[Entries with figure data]
# # #

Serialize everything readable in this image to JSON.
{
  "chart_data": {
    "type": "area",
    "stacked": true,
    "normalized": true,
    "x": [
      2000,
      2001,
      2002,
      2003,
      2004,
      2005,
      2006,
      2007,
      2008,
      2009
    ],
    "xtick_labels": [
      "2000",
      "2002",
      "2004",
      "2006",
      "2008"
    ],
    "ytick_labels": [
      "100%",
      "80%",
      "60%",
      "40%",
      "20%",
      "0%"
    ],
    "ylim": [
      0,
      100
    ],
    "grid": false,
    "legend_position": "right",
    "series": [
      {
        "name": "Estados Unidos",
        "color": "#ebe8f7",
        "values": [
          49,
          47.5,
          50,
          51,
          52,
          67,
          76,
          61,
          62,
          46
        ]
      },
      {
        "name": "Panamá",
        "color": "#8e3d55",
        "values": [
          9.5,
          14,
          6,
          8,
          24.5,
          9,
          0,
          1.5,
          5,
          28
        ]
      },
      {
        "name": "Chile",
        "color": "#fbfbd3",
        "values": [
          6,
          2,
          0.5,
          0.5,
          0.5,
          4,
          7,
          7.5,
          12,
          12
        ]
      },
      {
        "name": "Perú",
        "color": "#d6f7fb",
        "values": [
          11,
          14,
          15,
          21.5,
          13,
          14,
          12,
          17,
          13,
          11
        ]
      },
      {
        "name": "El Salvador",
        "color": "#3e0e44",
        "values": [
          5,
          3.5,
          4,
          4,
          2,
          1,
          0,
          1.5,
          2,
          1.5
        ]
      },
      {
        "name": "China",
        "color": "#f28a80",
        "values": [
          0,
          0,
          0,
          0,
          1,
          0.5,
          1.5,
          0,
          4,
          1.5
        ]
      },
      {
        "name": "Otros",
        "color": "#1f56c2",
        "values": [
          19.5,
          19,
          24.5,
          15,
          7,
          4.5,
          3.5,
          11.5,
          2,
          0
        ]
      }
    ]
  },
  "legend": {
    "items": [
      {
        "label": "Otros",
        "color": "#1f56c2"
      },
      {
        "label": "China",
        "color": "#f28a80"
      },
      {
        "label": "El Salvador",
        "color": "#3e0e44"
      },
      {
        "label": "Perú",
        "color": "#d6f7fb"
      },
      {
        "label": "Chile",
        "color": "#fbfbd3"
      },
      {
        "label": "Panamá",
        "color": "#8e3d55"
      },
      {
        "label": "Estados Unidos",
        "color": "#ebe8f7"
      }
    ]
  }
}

# # #

▸ INSTRUCTION
Copy out every entry again, exactly as it was given.

▸ ANSWER FOR THE TASK
Serialize everything readable in this image to JSON.
{
  "chart_data": {
    "type": "area",
    "stacked": true,
    "normalized": true,
    "x": [
      2000,
      2001,
      2002,
      2003,
      2004,
      2005,
      2006,
      2007,
      2008,
      2009
    ],
    "xtick_labels": [
      "2000",
      "2002",
      "2004",
      "2006",
      "2008"
    ],
    "ytick_labels": [
      "100%",
      "80%",
      "60%",
      "40%",
      "20%",
      "0%"
    ],
    "ylim": [
      0,
      100
    ],
    "grid": false,
    "legend_position": "right",
    "series": [
      {
        "name": "Estados Unidos",
        "color": "#ebe8f7",
        "values": [
          49,
          47.5,
          50,
          51,
          52,
          67,
          76,
          61,
          62,
          46
        ]
      },
      {
        "name": "Panamá",
        "color": "#8e3d55",
        "values": [
          9.5,
          14,
          6,
          8,
          24.5,
          9,
          0,
          1.5,
          5,
          28
        ]
      },
      {
        "name": "Chile",
        "color": "#fbfbd3",
        "values": [
          6,
          2,
          0.5,
          0.5,
          0.5,
          4,
          7,
          7.5,
          12,
          12
        ]
      },
      {
        "name": "Perú",
        "color": "#d6f7fb",
        "values": [
          11,
          14,
          15,
          21.5,
          13,
          14,
          12,
          17,
          13,
          11
        ]
      },
      {
        "name": "El Salvador",
        "color": "#3e0e44",
        "values": [
          5,
          3.5,
          4,
          4,
          2,
          1,
          0,
          1.5,
          2,
          1.5
        ]
      },
      {
        "name": "China",
        "color": "#f28a80",
        "values": [
          0,
          0,
          0,
          0,
          1,
          0.5,
          1.5,
          0,
          4,
          1.5
        ]
      },
      {
        "name": "Otros",
        "color": "#1f56c2",
        "values": [
          19.5,
          19,
          24.5,
          15,
          7,
          4.5,
          3.5,
          11.5,
          2,
          0
        ]
      }
    ]
  },
  "legend": {
    "items": [
      {
        "label": "Otros",
        "color": "#1f56c2"
      },
      {
        "label": "China",
        "color": "#f28a80"
      },
      {
        "label": "El Salvador",
        "color": "#3e0e44"
      },
      {
        "label": "Perú",
        "color": "#d6f7fb"
      },
      {
        "label": "Chile",
        "color": "#fbfbd3"
      },
      {
        "label": "Panamá",
        "color": "#8e3d55"
      },
      {
        "label": "Estados Unidos",
        "color": "#ebe8f7"
      }
    ]
  }
}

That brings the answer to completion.